Exclude the pictures, then copy all remaining records exactly.

Dataset records:
= = = = =

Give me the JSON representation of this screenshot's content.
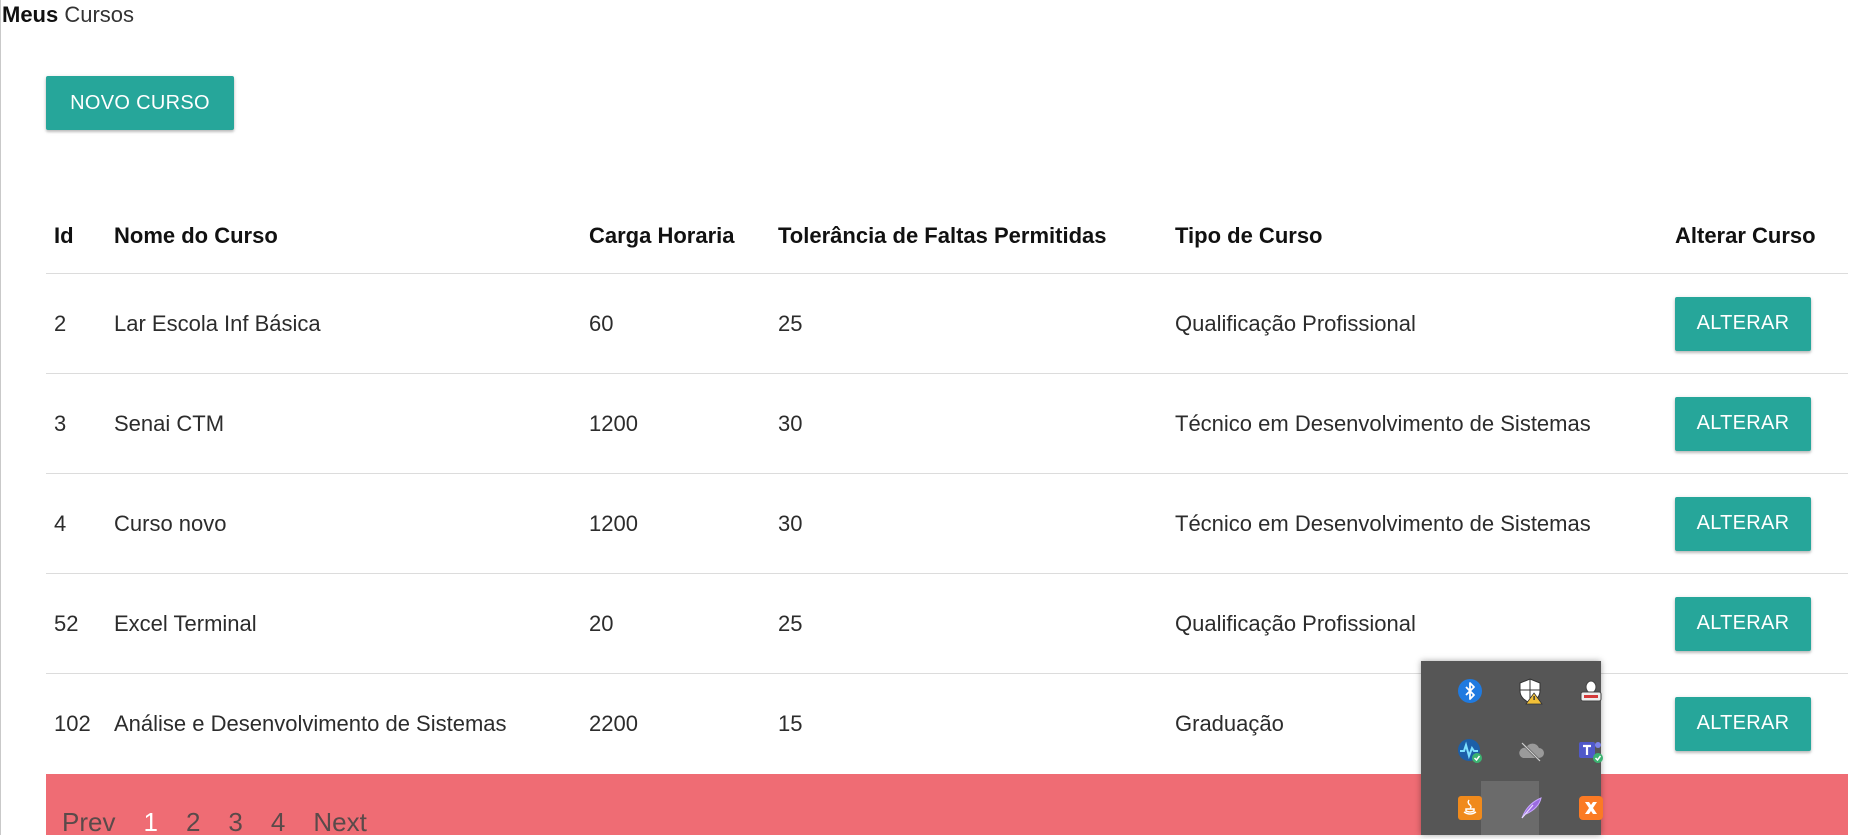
{
  "header": {
    "title_bold": "Meus",
    "title_rest": " Cursos"
  },
  "actions": {
    "new_course_label": "NOVO CURSO"
  },
  "table": {
    "columns": [
      "Id",
      "Nome do Curso",
      "Carga Horaria",
      "Tolerância de Faltas Permitidas",
      "Tipo de Curso",
      "Alterar Curso"
    ],
    "rows": [
      {
        "id": "2",
        "name": "Lar Escola Inf Básica",
        "hours": "60",
        "tolerance": "25",
        "type": "Qualificação Profissional",
        "action": "ALTERAR"
      },
      {
        "id": "3",
        "name": "Senai CTM",
        "hours": "1200",
        "tolerance": "30",
        "type": "Técnico em Desenvolvimento de Sistemas",
        "action": "ALTERAR"
      },
      {
        "id": "4",
        "name": "Curso novo",
        "hours": "1200",
        "tolerance": "30",
        "type": "Técnico em Desenvolvimento de Sistemas",
        "action": "ALTERAR"
      },
      {
        "id": "52",
        "name": "Excel Terminal",
        "hours": "20",
        "tolerance": "25",
        "type": "Qualificação Profissional",
        "action": "ALTERAR"
      },
      {
        "id": "102",
        "name": "Análise e Desenvolvimento de Sistemas",
        "hours": "2200",
        "tolerance": "15",
        "type": "Graduação",
        "action": "ALTERAR"
      }
    ]
  },
  "pagination": {
    "prev": "Prev",
    "pages": [
      "1",
      "2",
      "3",
      "4"
    ],
    "active_page": "1",
    "next": "Next"
  },
  "tray": {
    "icons": [
      "bluetooth-icon",
      "windows-security-icon",
      "pdf-printer-icon",
      "network-monitor-icon",
      "onedrive-icon",
      "teams-icon",
      "java-icon",
      "feather-app-icon",
      "xampp-icon"
    ]
  },
  "colors": {
    "accent": "#26a69a",
    "pagination_bg": "#ef6c74",
    "tray_bg": "#565656"
  }
}
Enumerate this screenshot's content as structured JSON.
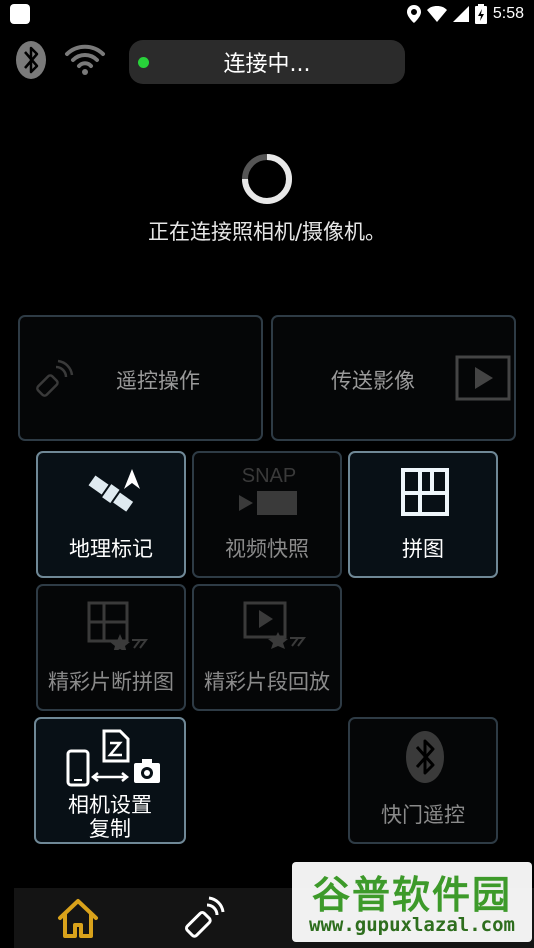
{
  "status_bar": {
    "time": "5:58"
  },
  "connection": {
    "status_label": "连接中...",
    "message": "正在连接照相机/摄像机。"
  },
  "tiles": {
    "remote": "遥控操作",
    "transfer": "传送影像",
    "geotag": "地理标记",
    "snap_movie": "视频快照",
    "snap_icon_text": "SNAP",
    "collage": "拼图",
    "highlight_collage": "精彩片断拼图",
    "highlight_playback": "精彩片段回放",
    "copy_settings_line1": "相机设置",
    "copy_settings_line2": "复制",
    "shutter_remote": "快门遥控"
  },
  "watermark": {
    "title": "谷普软件园",
    "url": "www.gupuxlazal.com"
  },
  "colors": {
    "accent_green": "#28d23a",
    "home_gold": "#d9a21b"
  }
}
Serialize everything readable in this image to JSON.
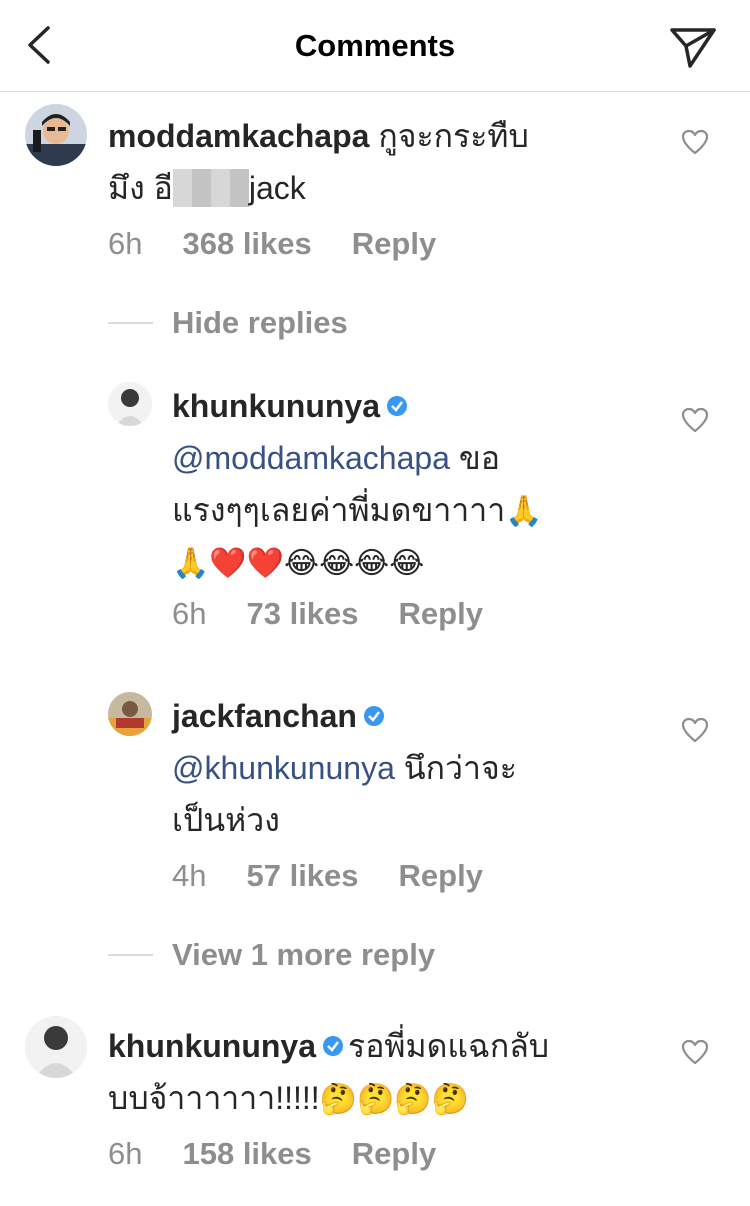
{
  "header": {
    "title": "Comments",
    "back_icon": "chevron-left-icon",
    "send_icon": "paper-plane-icon"
  },
  "comments": [
    {
      "username": "moddamkachapa",
      "text_line1": "กูจะกระทืบ",
      "text_line2_pre": "มึง อี",
      "text_line2_post": "jack",
      "time": "6h",
      "likes": "368 likes",
      "reply": "Reply"
    },
    {
      "username": "khunkununya",
      "mention": "@moddamkachapa",
      "text_line1_post": " ขอ",
      "text_line2": "แรงๆๆเลยค่าพี่มดขาาาา",
      "emoji_line2": "🙏",
      "emoji_line3": "🙏❤️❤️😂😂😂😂",
      "time": "6h",
      "likes": "73 likes",
      "reply": "Reply"
    },
    {
      "username": "jackfanchan",
      "mention": "@khunkununya",
      "text_line1_post": " นึกว่าจะ",
      "text_line2": "เป็นห่วง",
      "time": "4h",
      "likes": "57 likes",
      "reply": "Reply"
    },
    {
      "username": "khunkununya",
      "text_line1_post": "รอพี่มดแฉกลับ",
      "text_line2": "บบจ้าาาาาา!!!!!",
      "emoji_line2": "🤔🤔🤔🤔",
      "time": "6h",
      "likes": "158 likes",
      "reply": "Reply"
    }
  ],
  "thread": {
    "hide_replies": "Hide replies",
    "view_more": "View 1 more reply"
  },
  "colors": {
    "text": "#262626",
    "muted": "#8e8e8e",
    "mention": "#385185",
    "verified": "#3897f0",
    "divider": "#dbdbdb"
  }
}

= = = = =

● **FINISHED ANSWER**:
Give me the JSON representation of this screenshot's content.
{
  "header": {
    "title_bold": "Meus",
    "title_rest": " Cursos"
  },
  "actions": {
    "new_course_label": "NOVO CURSO"
  },
  "table": {
    "columns": [
      "Id",
      "Nome do Curso",
      "Carga Horaria",
      "Tolerância de Faltas Permitidas",
      "Tipo de Curso",
      "Alterar Curso"
    ],
    "rows": [
      {
        "id": "2",
        "name": "Lar Escola Inf Básica",
        "hours": "60",
        "tolerance": "25",
        "type": "Qualificação Profissional",
        "action": "ALTERAR"
      },
      {
        "id": "3",
        "name": "Senai CTM",
        "hours": "1200",
        "tolerance": "30",
        "type": "Técnico em Desenvolvimento de Sistemas",
        "action": "ALTERAR"
      },
      {
        "id": "4",
        "name": "Curso novo",
        "hours": "1200",
        "tolerance": "30",
        "type": "Técnico em Desenvolvimento de Sistemas",
        "action": "ALTERAR"
      },
      {
        "id": "52",
        "name": "Excel Terminal",
        "hours": "20",
        "tolerance": "25",
        "type": "Qualificação Profissional",
        "action": "ALTERAR"
      },
      {
        "id": "102",
        "name": "Análise e Desenvolvimento de Sistemas",
        "hours": "2200",
        "tolerance": "15",
        "type": "Graduação",
        "action": "ALTERAR"
      }
    ]
  },
  "pagination": {
    "prev": "Prev",
    "pages": [
      "1",
      "2",
      "3",
      "4"
    ],
    "active_page": "1",
    "next": "Next"
  },
  "tray": {
    "icons": [
      "bluetooth-icon",
      "windows-security-icon",
      "pdf-printer-icon",
      "network-monitor-icon",
      "onedrive-icon",
      "teams-icon",
      "java-icon",
      "feather-app-icon",
      "xampp-icon"
    ]
  },
  "colors": {
    "accent": "#26a69a",
    "pagination_bg": "#ef6c74",
    "tray_bg": "#565656"
  }
}
Enumerate this screenshot's content as structured JSON.
{
  "status_bar": {
    "time": "5:58"
  },
  "connection": {
    "status_label": "连接中...",
    "message": "正在连接照相机/摄像机。"
  },
  "tiles": {
    "remote": "遥控操作",
    "transfer": "传送影像",
    "geotag": "地理标记",
    "snap_movie": "视频快照",
    "snap_icon_text": "SNAP",
    "collage": "拼图",
    "highlight_collage": "精彩片断拼图",
    "highlight_playback": "精彩片段回放",
    "copy_settings_line1": "相机设置",
    "copy_settings_line2": "复制",
    "shutter_remote": "快门遥控"
  },
  "watermark": {
    "title": "谷普软件园",
    "url": "www.gupuxlazal.com"
  },
  "colors": {
    "accent_green": "#28d23a",
    "home_gold": "#d9a21b"
  }
}
Serialize everything readable in this image to JSON.
{
  "header": {
    "title": "Comments",
    "back_icon": "chevron-left-icon",
    "send_icon": "paper-plane-icon"
  },
  "comments": [
    {
      "username": "moddamkachapa",
      "text_line1": "กูจะกระทืบ",
      "text_line2_pre": "มึง อี",
      "text_line2_post": "jack",
      "time": "6h",
      "likes": "368 likes",
      "reply": "Reply"
    },
    {
      "username": "khunkununya",
      "mention": "@moddamkachapa",
      "text_line1_post": " ขอ",
      "text_line2": "แรงๆๆเลยค่าพี่มดขาาาา",
      "emoji_line2": "🙏",
      "emoji_line3": "🙏❤️❤️😂😂😂😂",
      "time": "6h",
      "likes": "73 likes",
      "reply": "Reply"
    },
    {
      "username": "jackfanchan",
      "mention": "@khunkununya",
      "text_line1_post": " นึกว่าจะ",
      "text_line2": "เป็นห่วง",
      "time": "4h",
      "likes": "57 likes",
      "reply": "Reply"
    },
    {
      "username": "khunkununya",
      "text_line1_post": "รอพี่มดแฉกลับ",
      "text_line2": "บบจ้าาาาาา!!!!!",
      "emoji_line2": "🤔🤔🤔🤔",
      "time": "6h",
      "likes": "158 likes",
      "reply": "Reply"
    }
  ],
  "thread": {
    "hide_replies": "Hide replies",
    "view_more": "View 1 more reply"
  },
  "colors": {
    "text": "#262626",
    "muted": "#8e8e8e",
    "mention": "#385185",
    "verified": "#3897f0",
    "divider": "#dbdbdb"
  }
}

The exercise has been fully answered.